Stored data
_ _ _ _ _ _ _

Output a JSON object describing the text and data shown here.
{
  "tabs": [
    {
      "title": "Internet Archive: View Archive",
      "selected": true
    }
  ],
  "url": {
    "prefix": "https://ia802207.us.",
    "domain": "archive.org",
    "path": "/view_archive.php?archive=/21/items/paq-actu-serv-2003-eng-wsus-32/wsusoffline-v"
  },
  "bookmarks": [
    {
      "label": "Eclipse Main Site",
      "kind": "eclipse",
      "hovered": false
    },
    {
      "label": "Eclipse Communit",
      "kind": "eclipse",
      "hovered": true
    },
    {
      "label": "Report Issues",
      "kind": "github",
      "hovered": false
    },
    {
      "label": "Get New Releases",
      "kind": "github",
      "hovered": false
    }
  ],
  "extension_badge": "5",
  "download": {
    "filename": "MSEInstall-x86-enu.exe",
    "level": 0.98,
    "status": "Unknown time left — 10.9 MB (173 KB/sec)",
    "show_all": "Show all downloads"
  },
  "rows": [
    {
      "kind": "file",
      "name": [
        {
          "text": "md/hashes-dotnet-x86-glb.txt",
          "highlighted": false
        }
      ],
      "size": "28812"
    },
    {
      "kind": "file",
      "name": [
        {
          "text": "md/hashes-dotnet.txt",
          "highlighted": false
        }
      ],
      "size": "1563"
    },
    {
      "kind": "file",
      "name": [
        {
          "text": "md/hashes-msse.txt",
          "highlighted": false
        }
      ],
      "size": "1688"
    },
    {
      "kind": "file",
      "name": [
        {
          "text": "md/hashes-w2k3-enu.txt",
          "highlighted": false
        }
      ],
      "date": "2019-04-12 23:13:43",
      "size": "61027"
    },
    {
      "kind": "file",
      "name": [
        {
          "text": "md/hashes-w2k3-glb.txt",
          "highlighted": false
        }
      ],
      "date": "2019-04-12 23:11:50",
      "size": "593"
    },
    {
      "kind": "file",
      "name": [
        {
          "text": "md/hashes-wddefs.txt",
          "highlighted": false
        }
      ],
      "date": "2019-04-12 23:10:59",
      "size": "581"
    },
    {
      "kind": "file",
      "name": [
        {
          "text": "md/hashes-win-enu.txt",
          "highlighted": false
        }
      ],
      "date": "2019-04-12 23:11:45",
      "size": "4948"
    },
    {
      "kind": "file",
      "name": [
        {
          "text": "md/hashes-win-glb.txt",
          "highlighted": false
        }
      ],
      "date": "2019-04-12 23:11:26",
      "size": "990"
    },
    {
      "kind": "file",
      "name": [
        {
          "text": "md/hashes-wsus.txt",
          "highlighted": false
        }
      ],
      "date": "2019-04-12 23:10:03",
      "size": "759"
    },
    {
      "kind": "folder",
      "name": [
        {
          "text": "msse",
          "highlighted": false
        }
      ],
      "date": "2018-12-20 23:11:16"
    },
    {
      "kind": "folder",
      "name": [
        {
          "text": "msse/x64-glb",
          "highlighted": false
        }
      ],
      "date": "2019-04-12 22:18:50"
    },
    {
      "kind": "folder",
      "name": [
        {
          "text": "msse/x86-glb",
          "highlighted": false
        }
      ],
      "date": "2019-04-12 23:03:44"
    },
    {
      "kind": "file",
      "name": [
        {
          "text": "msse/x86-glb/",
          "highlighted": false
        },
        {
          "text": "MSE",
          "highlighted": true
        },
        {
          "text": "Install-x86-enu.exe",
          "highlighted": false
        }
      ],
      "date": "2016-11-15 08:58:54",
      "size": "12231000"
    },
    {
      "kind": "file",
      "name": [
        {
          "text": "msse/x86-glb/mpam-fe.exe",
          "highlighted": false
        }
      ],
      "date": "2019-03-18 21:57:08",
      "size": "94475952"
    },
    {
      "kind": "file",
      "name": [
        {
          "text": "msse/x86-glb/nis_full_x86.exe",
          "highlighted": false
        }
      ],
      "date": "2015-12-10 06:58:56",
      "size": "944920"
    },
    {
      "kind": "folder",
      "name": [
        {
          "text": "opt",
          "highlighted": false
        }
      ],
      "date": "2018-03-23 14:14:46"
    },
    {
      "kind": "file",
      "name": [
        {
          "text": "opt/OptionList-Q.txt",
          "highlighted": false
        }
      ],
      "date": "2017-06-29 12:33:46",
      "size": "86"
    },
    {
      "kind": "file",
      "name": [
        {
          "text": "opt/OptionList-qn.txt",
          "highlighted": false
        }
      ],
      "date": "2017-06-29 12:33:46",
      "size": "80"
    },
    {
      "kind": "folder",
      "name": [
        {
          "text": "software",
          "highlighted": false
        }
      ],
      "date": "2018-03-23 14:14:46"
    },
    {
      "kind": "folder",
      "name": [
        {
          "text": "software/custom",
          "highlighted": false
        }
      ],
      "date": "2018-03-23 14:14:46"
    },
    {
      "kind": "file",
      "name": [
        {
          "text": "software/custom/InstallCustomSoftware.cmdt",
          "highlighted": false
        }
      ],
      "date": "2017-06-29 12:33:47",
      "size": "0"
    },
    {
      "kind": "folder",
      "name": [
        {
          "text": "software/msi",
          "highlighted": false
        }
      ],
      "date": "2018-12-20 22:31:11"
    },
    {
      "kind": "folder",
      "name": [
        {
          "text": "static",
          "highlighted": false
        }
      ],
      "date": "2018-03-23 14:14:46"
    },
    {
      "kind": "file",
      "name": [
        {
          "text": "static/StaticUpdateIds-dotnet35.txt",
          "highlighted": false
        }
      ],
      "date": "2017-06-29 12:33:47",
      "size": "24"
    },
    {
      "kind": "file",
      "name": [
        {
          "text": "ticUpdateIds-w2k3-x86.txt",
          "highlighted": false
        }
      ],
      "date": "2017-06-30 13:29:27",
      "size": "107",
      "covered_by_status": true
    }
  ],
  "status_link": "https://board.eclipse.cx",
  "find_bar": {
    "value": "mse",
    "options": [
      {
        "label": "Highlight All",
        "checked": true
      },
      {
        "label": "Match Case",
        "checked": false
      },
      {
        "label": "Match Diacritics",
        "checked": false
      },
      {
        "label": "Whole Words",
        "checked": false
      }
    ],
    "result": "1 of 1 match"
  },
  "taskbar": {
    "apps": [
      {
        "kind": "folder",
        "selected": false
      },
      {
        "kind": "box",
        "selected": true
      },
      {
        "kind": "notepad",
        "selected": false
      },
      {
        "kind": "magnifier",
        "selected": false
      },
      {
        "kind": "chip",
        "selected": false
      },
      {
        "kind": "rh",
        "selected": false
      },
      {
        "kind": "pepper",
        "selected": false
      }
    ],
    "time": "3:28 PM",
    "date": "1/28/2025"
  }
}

_ _ _ _ _ _ _

To be done:
Each record must be returned exactly as it is written.

Reply to the task:
Output a JSON object describing the text and data shown here.
{
  "tabs": [
    {
      "title": "Internet Archive: View Archive",
      "selected": true
    }
  ],
  "url": {
    "prefix": "https://ia802207.us.",
    "domain": "archive.org",
    "path": "/view_archive.php?archive=/21/items/paq-actu-serv-2003-eng-wsus-32/wsusoffline-v"
  },
  "bookmarks": [
    {
      "label": "Eclipse Main Site",
      "kind": "eclipse",
      "hovered": false
    },
    {
      "label": "Eclipse Communit",
      "kind": "eclipse",
      "hovered": true
    },
    {
      "label": "Report Issues",
      "kind": "github",
      "hovered": false
    },
    {
      "label": "Get New Releases",
      "kind": "github",
      "hovered": false
    }
  ],
  "extension_badge": "5",
  "download": {
    "filename": "MSEInstall-x86-enu.exe",
    "level": 0.98,
    "status": "Unknown time left — 10.9 MB (173 KB/sec)",
    "show_all": "Show all downloads"
  },
  "rows": [
    {
      "kind": "file",
      "name": [
        {
          "text": "md/hashes-dotnet-x86-glb.txt",
          "highlighted": false
        }
      ],
      "size": "28812"
    },
    {
      "kind": "file",
      "name": [
        {
          "text": "md/hashes-dotnet.txt",
          "highlighted": false
        }
      ],
      "size": "1563"
    },
    {
      "kind": "file",
      "name": [
        {
          "text": "md/hashes-msse.txt",
          "highlighted": false
        }
      ],
      "size": "1688"
    },
    {
      "kind": "file",
      "name": [
        {
          "text": "md/hashes-w2k3-enu.txt",
          "highlighted": false
        }
      ],
      "date": "2019-04-12 23:13:43",
      "size": "61027"
    },
    {
      "kind": "file",
      "name": [
        {
          "text": "md/hashes-w2k3-glb.txt",
          "highlighted": false
        }
      ],
      "date": "2019-04-12 23:11:50",
      "size": "593"
    },
    {
      "kind": "file",
      "name": [
        {
          "text": "md/hashes-wddefs.txt",
          "highlighted": false
        }
      ],
      "date": "2019-04-12 23:10:59",
      "size": "581"
    },
    {
      "kind": "file",
      "name": [
        {
          "text": "md/hashes-win-enu.txt",
          "highlighted": false
        }
      ],
      "date": "2019-04-12 23:11:45",
      "size": "4948"
    },
    {
      "kind": "file",
      "name": [
        {
          "text": "md/hashes-win-glb.txt",
          "highlighted": false
        }
      ],
      "date": "2019-04-12 23:11:26",
      "size": "990"
    },
    {
      "kind": "file",
      "name": [
        {
          "text": "md/hashes-wsus.txt",
          "highlighted": false
        }
      ],
      "date": "2019-04-12 23:10:03",
      "size": "759"
    },
    {
      "kind": "folder",
      "name": [
        {
          "text": "msse",
          "highlighted": false
        }
      ],
      "date": "2018-12-20 23:11:16"
    },
    {
      "kind": "folder",
      "name": [
        {
          "text": "msse/x64-glb",
          "highlighted": false
        }
      ],
      "date": "2019-04-12 22:18:50"
    },
    {
      "kind": "folder",
      "name": [
        {
          "text": "msse/x86-glb",
          "highlighted": false
        }
      ],
      "date": "2019-04-12 23:03:44"
    },
    {
      "kind": "file",
      "name": [
        {
          "text": "msse/x86-glb/",
          "highlighted": false
        },
        {
          "text": "MSE",
          "highlighted": true
        },
        {
          "text": "Install-x86-enu.exe",
          "highlighted": false
        }
      ],
      "date": "2016-11-15 08:58:54",
      "size": "12231000"
    },
    {
      "kind": "file",
      "name": [
        {
          "text": "msse/x86-glb/mpam-fe.exe",
          "highlighted": false
        }
      ],
      "date": "2019-03-18 21:57:08",
      "size": "94475952"
    },
    {
      "kind": "file",
      "name": [
        {
          "text": "msse/x86-glb/nis_full_x86.exe",
          "highlighted": false
        }
      ],
      "date": "2015-12-10 06:58:56",
      "size": "944920"
    },
    {
      "kind": "folder",
      "name": [
        {
          "text": "opt",
          "highlighted": false
        }
      ],
      "date": "2018-03-23 14:14:46"
    },
    {
      "kind": "file",
      "name": [
        {
          "text": "opt/OptionList-Q.txt",
          "highlighted": false
        }
      ],
      "date": "2017-06-29 12:33:46",
      "size": "86"
    },
    {
      "kind": "file",
      "name": [
        {
          "text": "opt/OptionList-qn.txt",
          "highlighted": false
        }
      ],
      "date": "2017-06-29 12:33:46",
      "size": "80"
    },
    {
      "kind": "folder",
      "name": [
        {
          "text": "software",
          "highlighted": false
        }
      ],
      "date": "2018-03-23 14:14:46"
    },
    {
      "kind": "folder",
      "name": [
        {
          "text": "software/custom",
          "highlighted": false
        }
      ],
      "date": "2018-03-23 14:14:46"
    },
    {
      "kind": "file",
      "name": [
        {
          "text": "software/custom/InstallCustomSoftware.cmdt",
          "highlighted": false
        }
      ],
      "date": "2017-06-29 12:33:47",
      "size": "0"
    },
    {
      "kind": "folder",
      "name": [
        {
          "text": "software/msi",
          "highlighted": false
        }
      ],
      "date": "2018-12-20 22:31:11"
    },
    {
      "kind": "folder",
      "name": [
        {
          "text": "static",
          "highlighted": false
        }
      ],
      "date": "2018-03-23 14:14:46"
    },
    {
      "kind": "file",
      "name": [
        {
          "text": "static/StaticUpdateIds-dotnet35.txt",
          "highlighted": false
        }
      ],
      "date": "2017-06-29 12:33:47",
      "size": "24"
    },
    {
      "kind": "file",
      "name": [
        {
          "text": "ticUpdateIds-w2k3-x86.txt",
          "highlighted": false
        }
      ],
      "date": "2017-06-30 13:29:27",
      "size": "107",
      "covered_by_status": true
    }
  ],
  "status_link": "https://board.eclipse.cx",
  "find_bar": {
    "value": "mse",
    "options": [
      {
        "label": "Highlight All",
        "checked": true
      },
      {
        "label": "Match Case",
        "checked": false
      },
      {
        "label": "Match Diacritics",
        "checked": false
      },
      {
        "label": "Whole Words",
        "checked": false
      }
    ],
    "result": "1 of 1 match"
  },
  "taskbar": {
    "apps": [
      {
        "kind": "folder",
        "selected": false
      },
      {
        "kind": "box",
        "selected": true
      },
      {
        "kind": "notepad",
        "selected": false
      },
      {
        "kind": "magnifier",
        "selected": false
      },
      {
        "kind": "chip",
        "selected": false
      },
      {
        "kind": "rh",
        "selected": false
      },
      {
        "kind": "pepper",
        "selected": false
      }
    ],
    "time": "3:28 PM",
    "date": "1/28/2025"
  }
}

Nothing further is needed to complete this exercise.